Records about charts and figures
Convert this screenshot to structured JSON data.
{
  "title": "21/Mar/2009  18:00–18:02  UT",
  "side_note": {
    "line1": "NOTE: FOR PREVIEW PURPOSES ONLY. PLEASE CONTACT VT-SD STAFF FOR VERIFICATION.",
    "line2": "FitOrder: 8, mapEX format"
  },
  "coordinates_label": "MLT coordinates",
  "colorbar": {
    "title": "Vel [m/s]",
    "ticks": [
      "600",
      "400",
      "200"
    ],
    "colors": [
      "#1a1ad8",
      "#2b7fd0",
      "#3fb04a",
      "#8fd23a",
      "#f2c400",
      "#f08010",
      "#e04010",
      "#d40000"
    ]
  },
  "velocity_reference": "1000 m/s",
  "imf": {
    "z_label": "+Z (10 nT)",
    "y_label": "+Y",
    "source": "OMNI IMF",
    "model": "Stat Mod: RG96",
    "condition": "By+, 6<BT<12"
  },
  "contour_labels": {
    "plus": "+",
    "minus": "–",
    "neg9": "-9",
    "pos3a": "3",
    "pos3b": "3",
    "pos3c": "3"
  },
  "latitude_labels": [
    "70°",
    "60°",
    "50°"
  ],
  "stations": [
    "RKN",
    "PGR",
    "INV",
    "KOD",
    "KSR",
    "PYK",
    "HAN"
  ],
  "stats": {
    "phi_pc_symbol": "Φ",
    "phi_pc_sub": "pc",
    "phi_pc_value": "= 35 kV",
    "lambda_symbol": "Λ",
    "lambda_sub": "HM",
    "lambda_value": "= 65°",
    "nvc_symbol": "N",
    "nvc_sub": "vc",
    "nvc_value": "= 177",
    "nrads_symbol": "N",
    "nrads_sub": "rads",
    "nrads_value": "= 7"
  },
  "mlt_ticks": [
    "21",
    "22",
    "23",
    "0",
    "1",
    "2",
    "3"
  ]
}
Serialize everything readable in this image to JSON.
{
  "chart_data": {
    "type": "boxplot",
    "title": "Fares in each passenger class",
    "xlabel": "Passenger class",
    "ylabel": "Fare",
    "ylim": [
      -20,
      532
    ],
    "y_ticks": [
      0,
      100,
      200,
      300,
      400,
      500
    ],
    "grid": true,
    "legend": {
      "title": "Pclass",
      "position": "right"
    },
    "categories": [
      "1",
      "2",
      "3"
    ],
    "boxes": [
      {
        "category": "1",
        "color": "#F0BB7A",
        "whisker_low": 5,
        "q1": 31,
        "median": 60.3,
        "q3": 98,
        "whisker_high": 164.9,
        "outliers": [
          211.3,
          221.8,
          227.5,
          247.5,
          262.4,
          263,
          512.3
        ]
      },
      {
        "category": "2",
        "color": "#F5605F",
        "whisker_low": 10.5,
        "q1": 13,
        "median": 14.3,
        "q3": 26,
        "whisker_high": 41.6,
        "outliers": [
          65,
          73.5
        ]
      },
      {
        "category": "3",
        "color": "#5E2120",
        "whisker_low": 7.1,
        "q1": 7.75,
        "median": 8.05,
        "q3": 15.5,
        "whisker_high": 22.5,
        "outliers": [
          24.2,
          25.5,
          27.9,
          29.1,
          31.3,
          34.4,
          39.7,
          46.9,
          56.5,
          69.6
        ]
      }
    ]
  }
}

> TASK DIRECTIONS:
Output the entries exactly.

> COMPLETED TASK:
Convert this screenshot to structured JSON data.
{
  "title": "21/Mar/2009  18:00–18:02  UT",
  "side_note": {
    "line1": "NOTE: FOR PREVIEW PURPOSES ONLY. PLEASE CONTACT VT-SD STAFF FOR VERIFICATION.",
    "line2": "FitOrder: 8, mapEX format"
  },
  "coordinates_label": "MLT coordinates",
  "colorbar": {
    "title": "Vel [m/s]",
    "ticks": [
      "600",
      "400",
      "200"
    ],
    "colors": [
      "#1a1ad8",
      "#2b7fd0",
      "#3fb04a",
      "#8fd23a",
      "#f2c400",
      "#f08010",
      "#e04010",
      "#d40000"
    ]
  },
  "velocity_reference": "1000 m/s",
  "imf": {
    "z_label": "+Z (10 nT)",
    "y_label": "+Y",
    "source": "OMNI IMF",
    "model": "Stat Mod: RG96",
    "condition": "By+, 6<BT<12"
  },
  "contour_labels": {
    "plus": "+",
    "minus": "–",
    "neg9": "-9",
    "pos3a": "3",
    "pos3b": "3",
    "pos3c": "3"
  },
  "latitude_labels": [
    "70°",
    "60°",
    "50°"
  ],
  "stations": [
    "RKN",
    "PGR",
    "INV",
    "KOD",
    "KSR",
    "PYK",
    "HAN"
  ],
  "stats": {
    "phi_pc_symbol": "Φ",
    "phi_pc_sub": "pc",
    "phi_pc_value": "= 35 kV",
    "lambda_symbol": "Λ",
    "lambda_sub": "HM",
    "lambda_value": "= 65°",
    "nvc_symbol": "N",
    "nvc_sub": "vc",
    "nvc_value": "= 177",
    "nrads_symbol": "N",
    "nrads_sub": "rads",
    "nrads_value": "= 7"
  },
  "mlt_ticks": [
    "21",
    "22",
    "23",
    "0",
    "1",
    "2",
    "3"
  ]
}
Serialize everything readable in this image to JSON.
{
  "chart_data": {
    "type": "boxplot",
    "title": "Fares in each passenger class",
    "xlabel": "Passenger class",
    "ylabel": "Fare",
    "ylim": [
      -20,
      532
    ],
    "y_ticks": [
      0,
      100,
      200,
      300,
      400,
      500
    ],
    "grid": true,
    "legend": {
      "title": "Pclass",
      "position": "right"
    },
    "categories": [
      "1",
      "2",
      "3"
    ],
    "boxes": [
      {
        "category": "1",
        "color": "#F0BB7A",
        "whisker_low": 5,
        "q1": 31,
        "median": 60.3,
        "q3": 98,
        "whisker_high": 164.9,
        "outliers": [
          211.3,
          221.8,
          227.5,
          247.5,
          262.4,
          263,
          512.3
        ]
      },
      {
        "category": "2",
        "color": "#F5605F",
        "whisker_low": 10.5,
        "q1": 13,
        "median": 14.3,
        "q3": 26,
        "whisker_high": 41.6,
        "outliers": [
          65,
          73.5
        ]
      },
      {
        "category": "3",
        "color": "#5E2120",
        "whisker_low": 7.1,
        "q1": 7.75,
        "median": 8.05,
        "q3": 15.5,
        "whisker_high": 22.5,
        "outliers": [
          24.2,
          25.5,
          27.9,
          29.1,
          31.3,
          34.4,
          39.7,
          46.9,
          56.5,
          69.6
        ]
      }
    ]
  }
}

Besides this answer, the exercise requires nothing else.